* BEGIN PROVIDED DATA *

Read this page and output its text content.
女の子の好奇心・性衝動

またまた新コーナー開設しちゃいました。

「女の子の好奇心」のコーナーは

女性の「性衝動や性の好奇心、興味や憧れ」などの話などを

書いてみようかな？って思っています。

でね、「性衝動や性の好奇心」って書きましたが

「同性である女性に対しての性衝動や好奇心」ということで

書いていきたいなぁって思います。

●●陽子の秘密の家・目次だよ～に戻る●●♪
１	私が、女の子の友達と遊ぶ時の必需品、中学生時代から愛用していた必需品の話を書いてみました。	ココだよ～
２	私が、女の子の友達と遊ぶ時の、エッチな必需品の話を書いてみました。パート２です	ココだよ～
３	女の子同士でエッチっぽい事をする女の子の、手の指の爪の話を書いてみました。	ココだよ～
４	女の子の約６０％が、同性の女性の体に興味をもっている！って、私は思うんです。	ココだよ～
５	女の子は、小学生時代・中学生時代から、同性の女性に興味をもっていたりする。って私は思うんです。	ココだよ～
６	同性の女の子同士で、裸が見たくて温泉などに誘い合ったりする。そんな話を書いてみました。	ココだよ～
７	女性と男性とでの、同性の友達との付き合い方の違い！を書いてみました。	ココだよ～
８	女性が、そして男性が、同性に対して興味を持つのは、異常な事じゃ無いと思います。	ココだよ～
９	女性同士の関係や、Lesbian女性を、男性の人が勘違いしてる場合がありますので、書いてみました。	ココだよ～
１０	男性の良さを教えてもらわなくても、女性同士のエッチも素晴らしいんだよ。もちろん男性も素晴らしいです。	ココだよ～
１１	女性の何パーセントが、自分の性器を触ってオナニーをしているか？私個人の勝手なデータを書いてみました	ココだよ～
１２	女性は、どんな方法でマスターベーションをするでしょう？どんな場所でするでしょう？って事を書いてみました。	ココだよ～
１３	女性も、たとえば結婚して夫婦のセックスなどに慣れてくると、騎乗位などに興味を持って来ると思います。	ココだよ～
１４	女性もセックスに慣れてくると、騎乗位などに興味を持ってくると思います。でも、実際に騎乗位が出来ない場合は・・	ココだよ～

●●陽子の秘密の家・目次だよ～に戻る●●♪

* END PROVIDED DATA *

* **WHAT NEEDS TO BE DONE**: Using the data above, repeat every line exactly.

* **RESULT**:
Read this page and output its text content.
女の子の好奇心・性衝動

またまた新コーナー開設しちゃいました。

「女の子の好奇心」のコーナーは

女性の「性衝動や性の好奇心、興味や憧れ」などの話などを

書いてみようかな？って思っています。

でね、「性衝動や性の好奇心」って書きましたが

「同性である女性に対しての性衝動や好奇心」ということで

書いていきたいなぁって思います。

●●陽子の秘密の家・目次だよ～に戻る●●♪
１	私が、女の子の友達と遊ぶ時の必需品、中学生時代から愛用していた必需品の話を書いてみました。	ココだよ～
２	私が、女の子の友達と遊ぶ時の、エッチな必需品の話を書いてみました。パート２です	ココだよ～
３	女の子同士でエッチっぽい事をする女の子の、手の指の爪の話を書いてみました。	ココだよ～
４	女の子の約６０％が、同性の女性の体に興味をもっている！って、私は思うんです。	ココだよ～
５	女の子は、小学生時代・中学生時代から、同性の女性に興味をもっていたりする。って私は思うんです。	ココだよ～
６	同性の女の子同士で、裸が見たくて温泉などに誘い合ったりする。そんな話を書いてみました。	ココだよ～
７	女性と男性とでの、同性の友達との付き合い方の違い！を書いてみました。	ココだよ～
８	女性が、そして男性が、同性に対して興味を持つのは、異常な事じゃ無いと思います。	ココだよ～
９	女性同士の関係や、Lesbian女性を、男性の人が勘違いしてる場合がありますので、書いてみました。	ココだよ～
１０	男性の良さを教えてもらわなくても、女性同士のエッチも素晴らしいんだよ。もちろん男性も素晴らしいです。	ココだよ～
１１	女性の何パーセントが、自分の性器を触ってオナニーをしているか？私個人の勝手なデータを書いてみました	ココだよ～
１２	女性は、どんな方法でマスターベーションをするでしょう？どんな場所でするでしょう？って事を書いてみました。	ココだよ～
１３	女性も、たとえば結婚して夫婦のセックスなどに慣れてくると、騎乗位などに興味を持って来ると思います。	ココだよ～
１４	女性もセックスに慣れてくると、騎乗位などに興味を持ってくると思います。でも、実際に騎乗位が出来ない場合は・・	ココだよ～

●●陽子の秘密の家・目次だよ～に戻る●●♪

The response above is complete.